Text block =
####
In computer engineering, computer architecture is the conceptual design and fundamental operational structure of a computer system. It is a blueprint and functional description of requirements (especially speeds and interconnections) and design implementations for the various parts of a computer — focusing largely on the way by which the central processing unit (CPU) performs internally and accesses addresses in memory.

It may also be defined as the science and art of selecting and interconnecting hardware components to create computers that meet functional, performance and cost goals.

Computer architecture comprises at least three main subcategories [1]
  • Instruction set architecture, or ISA, is the abstract image of a computing system that is seen by a machine language (or assembly language) programmer, including the instruction set, memory address modes, processor registers, and address and data formats.
  • Microarchitecture, also known as Computer organization is a lower level, more concrete, description of the system that involves how the constituent parts of the system are interconnected and how they interoperate in order to implement the ISA[2]. The size of a computer's cache for instance, is an organizational issue that generally has nothing to do with the ISA.
  • System Design which includes all of the other hardware components within a computing system such as:
  1. system interconnects such as computer buses and switches
  2. memory controllers and hierarchies
  3. CPU off-load mechanisms such as direct memory access
  4. issues like multi-processing.


Once both ISA and microarchitecture has been specified, the actual device needs to be designed into hardware. This design process is often called implementation. Implementation is usually not considered architectural definition, but rather hardware design engineering.

Implementation can be further broken down into three pieces:
  • Logic Implementation/Design - where the blocks that were defined in the microarchitecture are implemented as logic equations.
  • Circuit Implementation/Design - where speed critical blocks or logic equations or logic gates are implemented at the transistor level.
  • Physical Implementation/Design - where the circuits are drawn out, the different circuit components are placed in a chip floor-plan or on a board and the wires connecting them are routed.
####
Data lines =
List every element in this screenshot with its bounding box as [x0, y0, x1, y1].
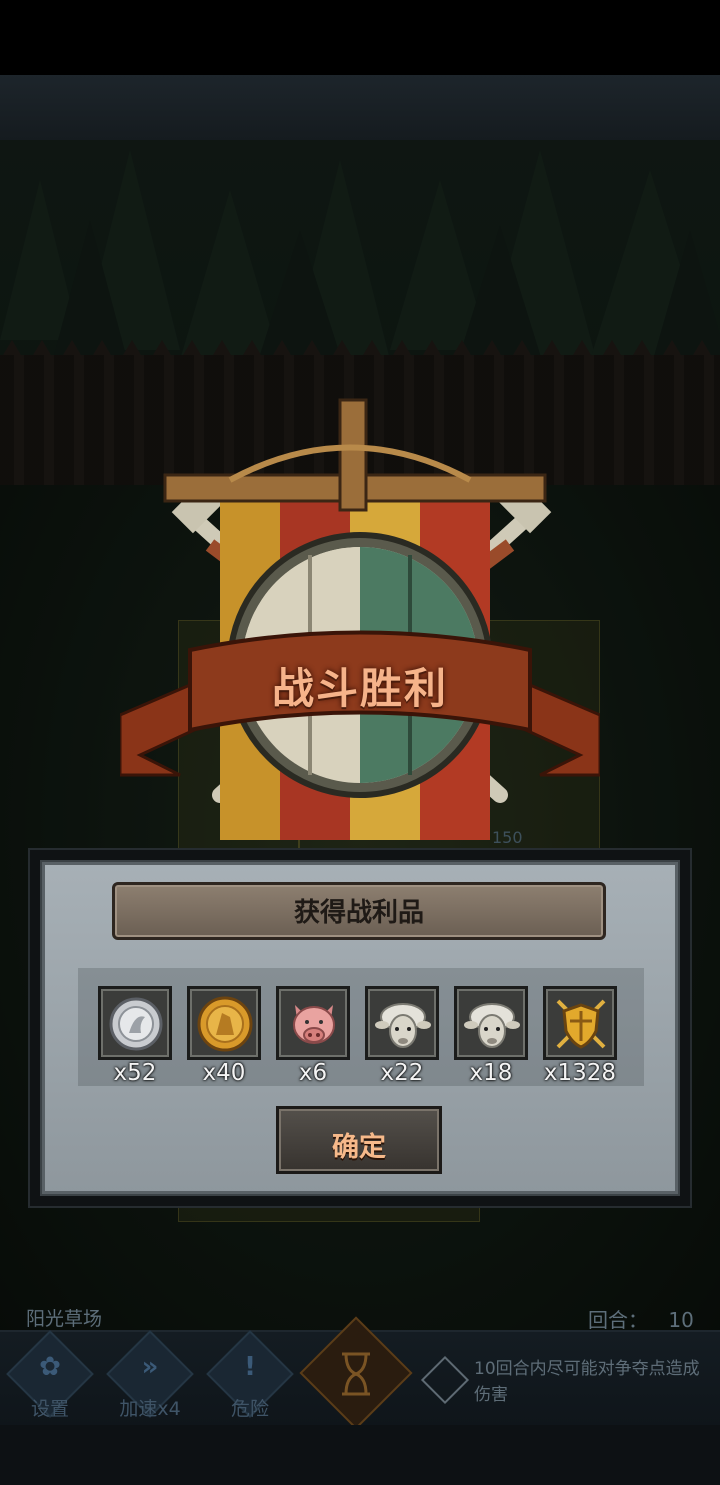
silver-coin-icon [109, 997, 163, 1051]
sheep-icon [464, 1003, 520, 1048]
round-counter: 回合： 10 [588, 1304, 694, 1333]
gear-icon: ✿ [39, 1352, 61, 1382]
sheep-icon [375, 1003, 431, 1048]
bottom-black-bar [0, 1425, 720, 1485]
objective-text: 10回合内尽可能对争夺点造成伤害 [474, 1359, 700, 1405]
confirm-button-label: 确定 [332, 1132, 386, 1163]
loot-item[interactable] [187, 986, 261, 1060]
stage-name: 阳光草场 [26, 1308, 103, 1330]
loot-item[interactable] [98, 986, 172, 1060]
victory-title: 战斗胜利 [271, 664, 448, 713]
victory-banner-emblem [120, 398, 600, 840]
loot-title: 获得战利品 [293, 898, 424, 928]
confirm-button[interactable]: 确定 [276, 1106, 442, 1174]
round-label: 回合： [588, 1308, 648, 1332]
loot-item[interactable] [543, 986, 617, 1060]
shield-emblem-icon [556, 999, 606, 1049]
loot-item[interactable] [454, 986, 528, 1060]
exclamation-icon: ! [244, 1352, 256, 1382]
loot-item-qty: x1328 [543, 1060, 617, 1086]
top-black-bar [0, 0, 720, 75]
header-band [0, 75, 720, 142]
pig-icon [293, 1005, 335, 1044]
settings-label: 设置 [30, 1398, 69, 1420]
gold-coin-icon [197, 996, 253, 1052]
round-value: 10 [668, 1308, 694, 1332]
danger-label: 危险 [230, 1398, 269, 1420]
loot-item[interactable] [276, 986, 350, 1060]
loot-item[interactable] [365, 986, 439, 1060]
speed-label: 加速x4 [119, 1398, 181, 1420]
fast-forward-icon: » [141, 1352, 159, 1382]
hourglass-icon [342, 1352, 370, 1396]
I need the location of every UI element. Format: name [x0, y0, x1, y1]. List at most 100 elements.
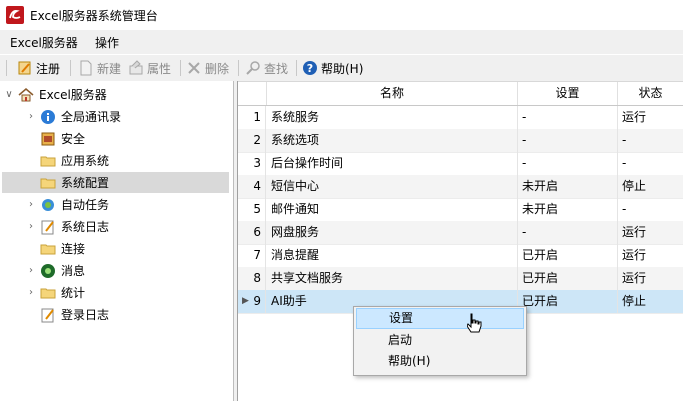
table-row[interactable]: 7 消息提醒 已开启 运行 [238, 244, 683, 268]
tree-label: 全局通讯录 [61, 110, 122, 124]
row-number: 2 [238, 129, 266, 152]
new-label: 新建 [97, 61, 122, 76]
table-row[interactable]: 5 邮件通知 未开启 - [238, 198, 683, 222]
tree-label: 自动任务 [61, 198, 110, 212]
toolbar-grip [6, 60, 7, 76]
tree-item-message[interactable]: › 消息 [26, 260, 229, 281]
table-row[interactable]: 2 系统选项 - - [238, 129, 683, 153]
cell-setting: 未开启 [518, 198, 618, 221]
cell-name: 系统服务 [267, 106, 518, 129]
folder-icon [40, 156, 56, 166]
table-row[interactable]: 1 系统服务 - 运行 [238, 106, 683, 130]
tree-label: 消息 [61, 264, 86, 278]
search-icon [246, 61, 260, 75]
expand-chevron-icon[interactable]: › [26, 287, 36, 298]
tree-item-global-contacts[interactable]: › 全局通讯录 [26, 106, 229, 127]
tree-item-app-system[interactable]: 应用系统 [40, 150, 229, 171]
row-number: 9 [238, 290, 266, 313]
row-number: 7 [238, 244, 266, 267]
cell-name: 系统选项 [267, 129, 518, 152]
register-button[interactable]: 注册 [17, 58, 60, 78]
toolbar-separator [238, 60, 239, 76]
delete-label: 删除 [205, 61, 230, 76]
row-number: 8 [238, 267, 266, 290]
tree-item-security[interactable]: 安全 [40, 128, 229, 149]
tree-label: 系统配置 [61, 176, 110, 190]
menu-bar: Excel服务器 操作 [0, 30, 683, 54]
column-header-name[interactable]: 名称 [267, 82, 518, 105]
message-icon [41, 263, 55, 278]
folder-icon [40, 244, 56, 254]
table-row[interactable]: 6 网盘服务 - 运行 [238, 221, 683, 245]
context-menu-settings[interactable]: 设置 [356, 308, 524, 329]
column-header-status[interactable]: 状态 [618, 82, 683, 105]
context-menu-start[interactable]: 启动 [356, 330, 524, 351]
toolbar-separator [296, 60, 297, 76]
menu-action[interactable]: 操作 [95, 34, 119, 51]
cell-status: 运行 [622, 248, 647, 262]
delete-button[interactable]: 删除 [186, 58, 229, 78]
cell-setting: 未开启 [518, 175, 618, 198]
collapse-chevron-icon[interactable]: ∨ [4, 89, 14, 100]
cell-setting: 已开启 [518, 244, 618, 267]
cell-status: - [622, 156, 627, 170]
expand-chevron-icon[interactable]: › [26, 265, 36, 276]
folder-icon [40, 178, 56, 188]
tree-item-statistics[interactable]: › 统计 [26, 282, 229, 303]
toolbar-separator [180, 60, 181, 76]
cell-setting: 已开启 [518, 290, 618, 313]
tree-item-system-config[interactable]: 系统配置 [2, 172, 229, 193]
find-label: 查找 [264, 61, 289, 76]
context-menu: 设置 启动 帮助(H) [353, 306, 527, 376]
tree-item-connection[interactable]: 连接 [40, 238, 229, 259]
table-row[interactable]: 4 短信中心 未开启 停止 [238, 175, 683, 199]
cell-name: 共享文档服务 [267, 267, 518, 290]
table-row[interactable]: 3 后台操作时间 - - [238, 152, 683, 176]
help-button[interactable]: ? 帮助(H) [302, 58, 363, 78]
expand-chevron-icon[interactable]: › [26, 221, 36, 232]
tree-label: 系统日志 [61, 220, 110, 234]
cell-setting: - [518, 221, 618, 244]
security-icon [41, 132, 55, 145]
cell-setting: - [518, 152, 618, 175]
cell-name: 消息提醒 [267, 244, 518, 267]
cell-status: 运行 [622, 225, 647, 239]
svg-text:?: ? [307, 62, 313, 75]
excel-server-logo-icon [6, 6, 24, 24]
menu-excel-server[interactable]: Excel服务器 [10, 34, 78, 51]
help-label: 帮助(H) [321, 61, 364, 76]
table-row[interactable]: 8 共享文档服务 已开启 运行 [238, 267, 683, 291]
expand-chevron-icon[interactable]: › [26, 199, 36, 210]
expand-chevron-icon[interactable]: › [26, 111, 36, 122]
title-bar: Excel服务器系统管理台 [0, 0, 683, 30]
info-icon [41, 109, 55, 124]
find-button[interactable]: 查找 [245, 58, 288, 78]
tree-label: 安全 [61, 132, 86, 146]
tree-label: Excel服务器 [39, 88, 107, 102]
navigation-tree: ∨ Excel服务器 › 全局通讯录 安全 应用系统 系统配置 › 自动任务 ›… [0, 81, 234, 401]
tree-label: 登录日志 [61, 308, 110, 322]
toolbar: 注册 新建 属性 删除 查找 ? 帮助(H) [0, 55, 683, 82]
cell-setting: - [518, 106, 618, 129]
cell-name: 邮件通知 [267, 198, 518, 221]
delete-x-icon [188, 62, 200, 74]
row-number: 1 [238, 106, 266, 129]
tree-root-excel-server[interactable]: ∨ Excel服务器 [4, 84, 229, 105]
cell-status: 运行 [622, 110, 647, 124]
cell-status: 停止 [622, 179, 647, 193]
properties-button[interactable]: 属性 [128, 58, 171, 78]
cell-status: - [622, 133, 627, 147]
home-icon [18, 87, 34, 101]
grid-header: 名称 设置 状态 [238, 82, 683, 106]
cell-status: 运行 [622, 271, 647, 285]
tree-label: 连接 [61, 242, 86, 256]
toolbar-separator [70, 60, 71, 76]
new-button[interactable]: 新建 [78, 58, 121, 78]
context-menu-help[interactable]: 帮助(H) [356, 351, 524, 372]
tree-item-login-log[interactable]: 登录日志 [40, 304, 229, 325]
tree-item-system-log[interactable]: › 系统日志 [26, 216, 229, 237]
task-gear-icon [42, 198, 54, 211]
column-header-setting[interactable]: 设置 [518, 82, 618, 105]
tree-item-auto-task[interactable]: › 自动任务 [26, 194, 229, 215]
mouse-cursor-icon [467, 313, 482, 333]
####
Required actions =
1 > Return, verbatim, the portion of the computer architecture text from "Once both ISA" up to and including "hardware design engineering.".
2 > Resume the computer architecture text from its final sentence, extending it with further passages.

Responses per task =
1 >
Once both ISA and microarchitecture has been specified, the actual device needs to be designed into hardware. This design process is often called implementation. Implementation is usually not considered architectural definition, but rather hardware design engineering.

2 >
For CPUs, the entire implementation process is often called CPU design.

More specific usages of the term include more general wider-scale hardware architectures, such as cluster computing and Non-Uniform Memory Access (NUMA) architectures.

Design goals

The exact form of a computer system depends on the constraints and goals for which it was optimized. Computer architectures usually trade off standards, cost, memory capacity, latency and throughput. Sometimes other considerations, such as features, size, weight, reliability, expandability and power consumption are factors as well.

The most common scheme carefully chooses the bottleneck that most reduces the computer's speed. Ideally, the cost is allocated proportionally to assure that the data rate is nearly the same for all parts of the computer, with the most costly part being the slowest. This is how skillful commercial integrators optimize personal computers.

Cost

Generally cost is held constant, determined by either system or commercial requirements.

Performance

Computer performance is often described in terms of clock speed (usually in MHz or GHz). This refers to the cycles per second of the main clock of the CPU. However, this metric is somewhat misleading, as a machine with a higher clock rate may not necessarily have higher performance. As a result manufacturers have moved away from clock speed as a measure of performance. Computer performance can also be measured with the amount of cache a processor contains. If the speed, MHz or GHz, were to be a car then the cache is the traffic light. No matter how fast the car goes it still will not hit that green traffic light. The more speed you have and the more cache you have the faster your processor is.

Modern CPUs can execute multiple instructions per clock cycle, which dramatically speeds up a program. Other factors influence speed, such as the mix of functional units, bus speeds, available memory, and the type and order of instructions in the programs being run.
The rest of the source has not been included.